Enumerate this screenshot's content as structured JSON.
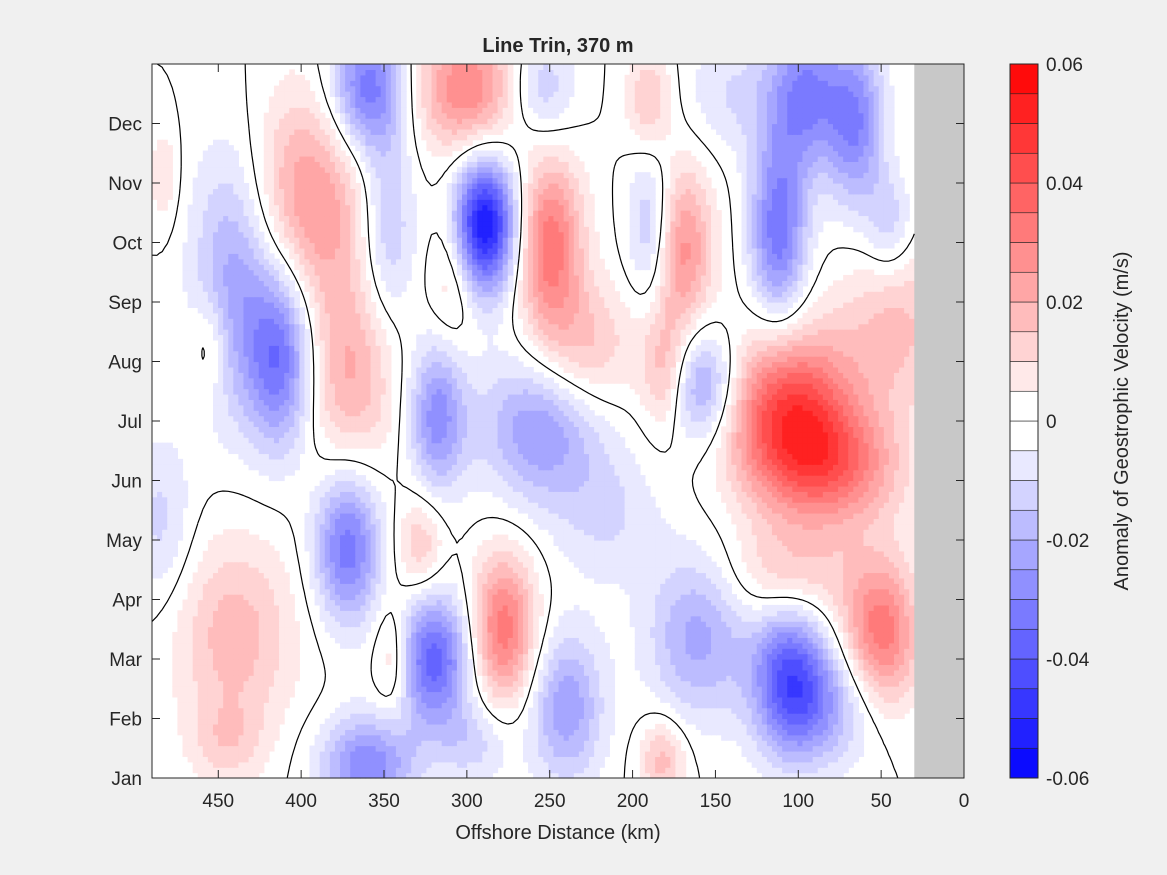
{
  "chart_data": {
    "type": "heatmap",
    "title": "Line Trin, 370 m",
    "xlabel": "Offshore Distance (km)",
    "ylabel": "",
    "xlim": [
      490,
      0
    ],
    "x_ticks": [
      450,
      400,
      350,
      300,
      250,
      200,
      150,
      100,
      50,
      0
    ],
    "y_ticks": [
      "Jan",
      "Feb",
      "Mar",
      "Apr",
      "May",
      "Jun",
      "Jul",
      "Aug",
      "Sep",
      "Oct",
      "Nov",
      "Dec"
    ],
    "y_ticks_month_index": [
      0,
      1,
      2,
      3,
      4,
      5,
      6,
      7,
      8,
      9,
      10,
      11
    ],
    "ylim_months": [
      0,
      12
    ],
    "no_data_region_km": [
      0,
      30
    ],
    "colorbar": {
      "label": "Anomaly of Geostrophic Velocity (m/s)",
      "clim": [
        -0.06,
        0.06
      ],
      "ticks": [
        -0.06,
        -0.04,
        -0.02,
        0,
        0.02,
        0.04,
        0.06
      ],
      "tick_labels": [
        "-0.06",
        "-0.04",
        "-0.02",
        "0",
        "0.02",
        "0.04",
        "0.06"
      ],
      "levels": 24,
      "low_color": "#0000ff",
      "mid_color": "#ffffff",
      "high_color": "#ff0000"
    },
    "nodata_color": "#c8c8c8",
    "contour_level": 0,
    "features": [
      {
        "x_km": 290,
        "month": 9.3,
        "amp": -0.058,
        "sx": 14,
        "sy": 0.8
      },
      {
        "x_km": 250,
        "month": 9.0,
        "amp": 0.034,
        "sx": 14,
        "sy": 1.0
      },
      {
        "x_km": 230,
        "month": 7.2,
        "amp": 0.018,
        "sx": 22,
        "sy": 0.8
      },
      {
        "x_km": 255,
        "month": 5.9,
        "amp": -0.026,
        "sx": 26,
        "sy": 0.9
      },
      {
        "x_km": 105,
        "month": 6.1,
        "amp": 0.046,
        "sx": 28,
        "sy": 1.0
      },
      {
        "x_km": 75,
        "month": 5.2,
        "amp": 0.025,
        "sx": 28,
        "sy": 0.7
      },
      {
        "x_km": 40,
        "month": 7.6,
        "amp": 0.016,
        "sx": 24,
        "sy": 1.0
      },
      {
        "x_km": 50,
        "month": 2.4,
        "amp": 0.034,
        "sx": 16,
        "sy": 0.9
      },
      {
        "x_km": 105,
        "month": 1.7,
        "amp": -0.038,
        "sx": 16,
        "sy": 0.9
      },
      {
        "x_km": 160,
        "month": 2.4,
        "amp": -0.022,
        "sx": 22,
        "sy": 1.0
      },
      {
        "x_km": 80,
        "month": 1.2,
        "amp": -0.018,
        "sx": 22,
        "sy": 0.7
      },
      {
        "x_km": 158,
        "month": 6.6,
        "amp": -0.028,
        "sx": 16,
        "sy": 0.7
      },
      {
        "x_km": 180,
        "month": 6.8,
        "amp": 0.02,
        "sx": 10,
        "sy": 0.7
      },
      {
        "x_km": 172,
        "month": 8.9,
        "amp": 0.03,
        "sx": 14,
        "sy": 1.0
      },
      {
        "x_km": 188,
        "month": 9.2,
        "amp": -0.024,
        "sx": 10,
        "sy": 0.9
      },
      {
        "x_km": 112,
        "month": 9.2,
        "amp": -0.034,
        "sx": 12,
        "sy": 1.1
      },
      {
        "x_km": 65,
        "month": 11.0,
        "amp": -0.028,
        "sx": 12,
        "sy": 1.0
      },
      {
        "x_km": 95,
        "month": 11.5,
        "amp": -0.03,
        "sx": 16,
        "sy": 0.9
      },
      {
        "x_km": 140,
        "month": 11.5,
        "amp": -0.01,
        "sx": 22,
        "sy": 0.7
      },
      {
        "x_km": 45,
        "month": 9.3,
        "amp": -0.014,
        "sx": 10,
        "sy": 0.6
      },
      {
        "x_km": 300,
        "month": 11.6,
        "amp": 0.03,
        "sx": 22,
        "sy": 0.8
      },
      {
        "x_km": 360,
        "month": 11.6,
        "amp": -0.035,
        "sx": 16,
        "sy": 0.8
      },
      {
        "x_km": 255,
        "month": 11.6,
        "amp": -0.016,
        "sx": 14,
        "sy": 0.6
      },
      {
        "x_km": 190,
        "month": 11.4,
        "amp": 0.016,
        "sx": 10,
        "sy": 0.6
      },
      {
        "x_km": 395,
        "month": 9.7,
        "amp": 0.026,
        "sx": 26,
        "sy": 1.3
      },
      {
        "x_km": 440,
        "month": 8.4,
        "amp": -0.024,
        "sx": 18,
        "sy": 1.6
      },
      {
        "x_km": 412,
        "month": 7.1,
        "amp": -0.034,
        "sx": 14,
        "sy": 1.1
      },
      {
        "x_km": 370,
        "month": 6.8,
        "amp": 0.02,
        "sx": 20,
        "sy": 1.2
      },
      {
        "x_km": 318,
        "month": 6.1,
        "amp": -0.028,
        "sx": 12,
        "sy": 0.9
      },
      {
        "x_km": 348,
        "month": 9.2,
        "amp": -0.018,
        "sx": 12,
        "sy": 1.2
      },
      {
        "x_km": 308,
        "month": 8.6,
        "amp": 0.016,
        "sx": 10,
        "sy": 0.9
      },
      {
        "x_km": 372,
        "month": 3.9,
        "amp": -0.034,
        "sx": 14,
        "sy": 0.9
      },
      {
        "x_km": 328,
        "month": 3.9,
        "amp": 0.016,
        "sx": 10,
        "sy": 0.6
      },
      {
        "x_km": 320,
        "month": 2.0,
        "amp": -0.038,
        "sx": 16,
        "sy": 0.8
      },
      {
        "x_km": 278,
        "month": 2.5,
        "amp": 0.034,
        "sx": 14,
        "sy": 0.9
      },
      {
        "x_km": 345,
        "month": 2.0,
        "amp": 0.016,
        "sx": 8,
        "sy": 0.7
      },
      {
        "x_km": 440,
        "month": 2.4,
        "amp": 0.018,
        "sx": 26,
        "sy": 1.2
      },
      {
        "x_km": 485,
        "month": 4.3,
        "amp": -0.012,
        "sx": 14,
        "sy": 1.0
      },
      {
        "x_km": 455,
        "month": 7.3,
        "amp": 0.012,
        "sx": 8,
        "sy": 0.6
      },
      {
        "x_km": 483,
        "month": 10.1,
        "amp": 0.01,
        "sx": 6,
        "sy": 0.6
      },
      {
        "x_km": 360,
        "month": 0.2,
        "amp": -0.03,
        "sx": 20,
        "sy": 0.6
      },
      {
        "x_km": 240,
        "month": 1.2,
        "amp": -0.024,
        "sx": 16,
        "sy": 0.9
      },
      {
        "x_km": 182,
        "month": 0.3,
        "amp": 0.018,
        "sx": 10,
        "sy": 0.5
      },
      {
        "x_km": 295,
        "month": 0.6,
        "amp": -0.012,
        "sx": 16,
        "sy": 0.5
      },
      {
        "x_km": 445,
        "month": 0.6,
        "amp": 0.01,
        "sx": 16,
        "sy": 0.5
      },
      {
        "x_km": 105,
        "month": 3.4,
        "amp": 0.016,
        "sx": 28,
        "sy": 0.6
      },
      {
        "x_km": 215,
        "month": 4.4,
        "amp": -0.01,
        "sx": 22,
        "sy": 0.8
      }
    ]
  }
}
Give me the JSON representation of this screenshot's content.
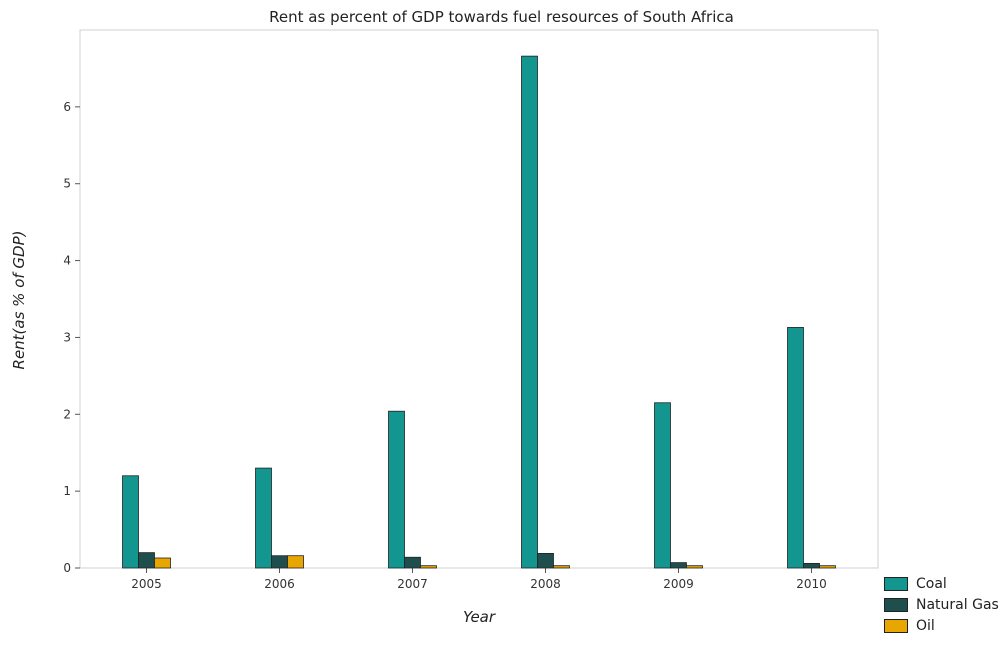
====================
_Short problem_: Retype everything in the material word for word, minus pictures.

_Reply_:
Enumerate this screenshot's content as structured JSON.
{
  "chart_data": {
    "type": "heatmap",
    "title": "Line Trin, 370 m",
    "xlabel": "Offshore Distance (km)",
    "ylabel": "",
    "xlim": [
      490,
      0
    ],
    "x_ticks": [
      450,
      400,
      350,
      300,
      250,
      200,
      150,
      100,
      50,
      0
    ],
    "y_ticks": [
      "Jan",
      "Feb",
      "Mar",
      "Apr",
      "May",
      "Jun",
      "Jul",
      "Aug",
      "Sep",
      "Oct",
      "Nov",
      "Dec"
    ],
    "y_ticks_month_index": [
      0,
      1,
      2,
      3,
      4,
      5,
      6,
      7,
      8,
      9,
      10,
      11
    ],
    "ylim_months": [
      0,
      12
    ],
    "no_data_region_km": [
      0,
      30
    ],
    "colorbar": {
      "label": "Anomaly of Geostrophic Velocity (m/s)",
      "clim": [
        -0.06,
        0.06
      ],
      "ticks": [
        -0.06,
        -0.04,
        -0.02,
        0,
        0.02,
        0.04,
        0.06
      ],
      "tick_labels": [
        "-0.06",
        "-0.04",
        "-0.02",
        "0",
        "0.02",
        "0.04",
        "0.06"
      ],
      "levels": 24,
      "low_color": "#0000ff",
      "mid_color": "#ffffff",
      "high_color": "#ff0000"
    },
    "nodata_color": "#c8c8c8",
    "contour_level": 0,
    "features": [
      {
        "x_km": 290,
        "month": 9.3,
        "amp": -0.058,
        "sx": 14,
        "sy": 0.8
      },
      {
        "x_km": 250,
        "month": 9.0,
        "amp": 0.034,
        "sx": 14,
        "sy": 1.0
      },
      {
        "x_km": 230,
        "month": 7.2,
        "amp": 0.018,
        "sx": 22,
        "sy": 0.8
      },
      {
        "x_km": 255,
        "month": 5.9,
        "amp": -0.026,
        "sx": 26,
        "sy": 0.9
      },
      {
        "x_km": 105,
        "month": 6.1,
        "amp": 0.046,
        "sx": 28,
        "sy": 1.0
      },
      {
        "x_km": 75,
        "month": 5.2,
        "amp": 0.025,
        "sx": 28,
        "sy": 0.7
      },
      {
        "x_km": 40,
        "month": 7.6,
        "amp": 0.016,
        "sx": 24,
        "sy": 1.0
      },
      {
        "x_km": 50,
        "month": 2.4,
        "amp": 0.034,
        "sx": 16,
        "sy": 0.9
      },
      {
        "x_km": 105,
        "month": 1.7,
        "amp": -0.038,
        "sx": 16,
        "sy": 0.9
      },
      {
        "x_km": 160,
        "month": 2.4,
        "amp": -0.022,
        "sx": 22,
        "sy": 1.0
      },
      {
        "x_km": 80,
        "month": 1.2,
        "amp": -0.018,
        "sx": 22,
        "sy": 0.7
      },
      {
        "x_km": 158,
        "month": 6.6,
        "amp": -0.028,
        "sx": 16,
        "sy": 0.7
      },
      {
        "x_km": 180,
        "month": 6.8,
        "amp": 0.02,
        "sx": 10,
        "sy": 0.7
      },
      {
        "x_km": 172,
        "month": 8.9,
        "amp": 0.03,
        "sx": 14,
        "sy": 1.0
      },
      {
        "x_km": 188,
        "month": 9.2,
        "amp": -0.024,
        "sx": 10,
        "sy": 0.9
      },
      {
        "x_km": 112,
        "month": 9.2,
        "amp": -0.034,
        "sx": 12,
        "sy": 1.1
      },
      {
        "x_km": 65,
        "month": 11.0,
        "amp": -0.028,
        "sx": 12,
        "sy": 1.0
      },
      {
        "x_km": 95,
        "month": 11.5,
        "amp": -0.03,
        "sx": 16,
        "sy": 0.9
      },
      {
        "x_km": 140,
        "month": 11.5,
        "amp": -0.01,
        "sx": 22,
        "sy": 0.7
      },
      {
        "x_km": 45,
        "month": 9.3,
        "amp": -0.014,
        "sx": 10,
        "sy": 0.6
      },
      {
        "x_km": 300,
        "month": 11.6,
        "amp": 0.03,
        "sx": 22,
        "sy": 0.8
      },
      {
        "x_km": 360,
        "month": 11.6,
        "amp": -0.035,
        "sx": 16,
        "sy": 0.8
      },
      {
        "x_km": 255,
        "month": 11.6,
        "amp": -0.016,
        "sx": 14,
        "sy": 0.6
      },
      {
        "x_km": 190,
        "month": 11.4,
        "amp": 0.016,
        "sx": 10,
        "sy": 0.6
      },
      {
        "x_km": 395,
        "month": 9.7,
        "amp": 0.026,
        "sx": 26,
        "sy": 1.3
      },
      {
        "x_km": 440,
        "month": 8.4,
        "amp": -0.024,
        "sx": 18,
        "sy": 1.6
      },
      {
        "x_km": 412,
        "month": 7.1,
        "amp": -0.034,
        "sx": 14,
        "sy": 1.1
      },
      {
        "x_km": 370,
        "month": 6.8,
        "amp": 0.02,
        "sx": 20,
        "sy": 1.2
      },
      {
        "x_km": 318,
        "month": 6.1,
        "amp": -0.028,
        "sx": 12,
        "sy": 0.9
      },
      {
        "x_km": 348,
        "month": 9.2,
        "amp": -0.018,
        "sx": 12,
        "sy": 1.2
      },
      {
        "x_km": 308,
        "month": 8.6,
        "amp": 0.016,
        "sx": 10,
        "sy": 0.9
      },
      {
        "x_km": 372,
        "month": 3.9,
        "amp": -0.034,
        "sx": 14,
        "sy": 0.9
      },
      {
        "x_km": 328,
        "month": 3.9,
        "amp": 0.016,
        "sx": 10,
        "sy": 0.6
      },
      {
        "x_km": 320,
        "month": 2.0,
        "amp": -0.038,
        "sx": 16,
        "sy": 0.8
      },
      {
        "x_km": 278,
        "month": 2.5,
        "amp": 0.034,
        "sx": 14,
        "sy": 0.9
      },
      {
        "x_km": 345,
        "month": 2.0,
        "amp": 0.016,
        "sx": 8,
        "sy": 0.7
      },
      {
        "x_km": 440,
        "month": 2.4,
        "amp": 0.018,
        "sx": 26,
        "sy": 1.2
      },
      {
        "x_km": 485,
        "month": 4.3,
        "amp": -0.012,
        "sx": 14,
        "sy": 1.0
      },
      {
        "x_km": 455,
        "month": 7.3,
        "amp": 0.012,
        "sx": 8,
        "sy": 0.6
      },
      {
        "x_km": 483,
        "month": 10.1,
        "amp": 0.01,
        "sx": 6,
        "sy": 0.6
      },
      {
        "x_km": 360,
        "month": 0.2,
        "amp": -0.03,
        "sx": 20,
        "sy": 0.6
      },
      {
        "x_km": 240,
        "month": 1.2,
        "amp": -0.024,
        "sx": 16,
        "sy": 0.9
      },
      {
        "x_km": 182,
        "month": 0.3,
        "amp": 0.018,
        "sx": 10,
        "sy": 0.5
      },
      {
        "x_km": 295,
        "month": 0.6,
        "amp": -0.012,
        "sx": 16,
        "sy": 0.5
      },
      {
        "x_km": 445,
        "month": 0.6,
        "amp": 0.01,
        "sx": 16,
        "sy": 0.5
      },
      {
        "x_km": 105,
        "month": 3.4,
        "amp": 0.016,
        "sx": 28,
        "sy": 0.6
      },
      {
        "x_km": 215,
        "month": 4.4,
        "amp": -0.01,
        "sx": 22,
        "sy": 0.8
      }
    ]
  }
}
Give me the JSON representation of this screenshot's content.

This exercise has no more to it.